Given request
Calculate how many lines in the following records hold the word "highlight", and report that number without comment.

BEGIN Provided data

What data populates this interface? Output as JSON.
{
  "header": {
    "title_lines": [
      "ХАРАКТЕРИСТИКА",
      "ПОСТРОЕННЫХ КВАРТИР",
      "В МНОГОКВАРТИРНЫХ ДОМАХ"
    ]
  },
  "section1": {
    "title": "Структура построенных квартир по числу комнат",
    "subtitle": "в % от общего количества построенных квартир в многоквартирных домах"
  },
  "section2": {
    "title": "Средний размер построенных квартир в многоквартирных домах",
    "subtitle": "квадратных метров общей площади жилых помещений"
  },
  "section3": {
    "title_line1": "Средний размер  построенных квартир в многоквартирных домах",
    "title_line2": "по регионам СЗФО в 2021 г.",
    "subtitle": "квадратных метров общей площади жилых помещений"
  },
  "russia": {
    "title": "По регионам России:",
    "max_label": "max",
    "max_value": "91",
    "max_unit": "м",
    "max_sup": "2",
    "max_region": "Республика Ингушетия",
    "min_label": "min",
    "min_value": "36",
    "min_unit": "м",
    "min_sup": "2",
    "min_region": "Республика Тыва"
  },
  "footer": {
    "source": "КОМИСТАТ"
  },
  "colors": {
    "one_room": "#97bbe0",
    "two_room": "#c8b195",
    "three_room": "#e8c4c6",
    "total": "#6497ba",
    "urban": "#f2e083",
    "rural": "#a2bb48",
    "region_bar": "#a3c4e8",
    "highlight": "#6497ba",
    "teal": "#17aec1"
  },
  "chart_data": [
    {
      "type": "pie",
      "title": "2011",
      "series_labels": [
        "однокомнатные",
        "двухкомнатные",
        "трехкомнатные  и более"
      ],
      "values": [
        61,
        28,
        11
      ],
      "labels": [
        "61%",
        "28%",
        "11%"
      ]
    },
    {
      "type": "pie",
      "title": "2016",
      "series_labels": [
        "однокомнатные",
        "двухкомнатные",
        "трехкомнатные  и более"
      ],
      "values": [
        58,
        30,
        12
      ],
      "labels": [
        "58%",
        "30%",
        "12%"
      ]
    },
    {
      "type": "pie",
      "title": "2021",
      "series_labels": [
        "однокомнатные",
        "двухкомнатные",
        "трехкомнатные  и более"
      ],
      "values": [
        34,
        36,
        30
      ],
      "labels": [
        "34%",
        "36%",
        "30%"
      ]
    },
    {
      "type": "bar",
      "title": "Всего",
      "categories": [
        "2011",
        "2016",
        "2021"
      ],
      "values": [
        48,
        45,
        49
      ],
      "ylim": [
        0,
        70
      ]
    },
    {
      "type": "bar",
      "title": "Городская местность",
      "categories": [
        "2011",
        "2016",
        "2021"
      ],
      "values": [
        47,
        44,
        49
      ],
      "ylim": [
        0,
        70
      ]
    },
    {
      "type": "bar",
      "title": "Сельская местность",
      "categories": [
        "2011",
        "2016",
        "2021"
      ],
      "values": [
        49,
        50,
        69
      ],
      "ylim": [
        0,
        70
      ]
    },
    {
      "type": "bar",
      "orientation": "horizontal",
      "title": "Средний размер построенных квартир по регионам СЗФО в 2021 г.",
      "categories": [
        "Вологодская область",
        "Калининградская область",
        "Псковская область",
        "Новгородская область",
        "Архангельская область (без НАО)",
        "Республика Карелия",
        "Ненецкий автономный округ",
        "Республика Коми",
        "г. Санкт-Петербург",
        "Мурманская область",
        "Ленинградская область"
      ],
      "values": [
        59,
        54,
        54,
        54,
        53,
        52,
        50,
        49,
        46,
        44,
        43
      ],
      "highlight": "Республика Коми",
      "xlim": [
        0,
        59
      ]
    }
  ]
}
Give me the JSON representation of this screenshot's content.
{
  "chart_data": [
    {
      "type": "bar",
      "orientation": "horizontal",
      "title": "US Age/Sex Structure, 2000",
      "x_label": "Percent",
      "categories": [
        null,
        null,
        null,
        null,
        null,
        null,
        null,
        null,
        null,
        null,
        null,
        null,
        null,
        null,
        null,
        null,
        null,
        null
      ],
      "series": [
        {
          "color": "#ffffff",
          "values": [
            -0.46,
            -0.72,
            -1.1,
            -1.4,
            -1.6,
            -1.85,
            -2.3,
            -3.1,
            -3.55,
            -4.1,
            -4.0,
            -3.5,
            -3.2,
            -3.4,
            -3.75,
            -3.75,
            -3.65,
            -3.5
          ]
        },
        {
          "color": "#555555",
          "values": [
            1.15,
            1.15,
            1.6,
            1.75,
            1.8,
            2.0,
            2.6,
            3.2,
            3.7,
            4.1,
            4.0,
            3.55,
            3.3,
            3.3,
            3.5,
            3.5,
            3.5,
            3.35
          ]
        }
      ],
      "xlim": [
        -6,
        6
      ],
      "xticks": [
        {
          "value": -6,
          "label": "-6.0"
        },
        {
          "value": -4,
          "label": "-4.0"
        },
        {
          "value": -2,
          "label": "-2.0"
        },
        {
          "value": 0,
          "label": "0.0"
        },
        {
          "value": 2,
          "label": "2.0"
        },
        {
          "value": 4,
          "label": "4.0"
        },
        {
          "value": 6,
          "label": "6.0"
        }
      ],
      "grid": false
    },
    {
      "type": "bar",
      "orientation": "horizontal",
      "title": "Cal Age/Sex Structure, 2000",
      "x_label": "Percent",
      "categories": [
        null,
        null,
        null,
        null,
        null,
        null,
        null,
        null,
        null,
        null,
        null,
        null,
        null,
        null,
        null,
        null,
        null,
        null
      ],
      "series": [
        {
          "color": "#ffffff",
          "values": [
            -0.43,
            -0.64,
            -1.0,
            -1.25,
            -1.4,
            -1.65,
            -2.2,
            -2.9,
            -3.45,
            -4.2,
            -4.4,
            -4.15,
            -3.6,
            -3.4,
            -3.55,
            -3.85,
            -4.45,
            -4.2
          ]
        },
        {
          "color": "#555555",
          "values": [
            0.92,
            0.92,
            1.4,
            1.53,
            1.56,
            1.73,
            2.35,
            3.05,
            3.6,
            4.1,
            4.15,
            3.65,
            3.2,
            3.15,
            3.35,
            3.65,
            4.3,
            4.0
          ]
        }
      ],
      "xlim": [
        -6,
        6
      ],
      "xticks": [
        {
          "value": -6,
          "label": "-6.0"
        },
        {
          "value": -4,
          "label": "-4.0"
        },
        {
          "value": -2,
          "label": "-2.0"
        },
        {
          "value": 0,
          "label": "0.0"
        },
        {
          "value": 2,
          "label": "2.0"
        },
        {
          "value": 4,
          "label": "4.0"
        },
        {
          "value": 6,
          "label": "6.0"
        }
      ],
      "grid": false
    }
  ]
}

END Provided data

Result below
2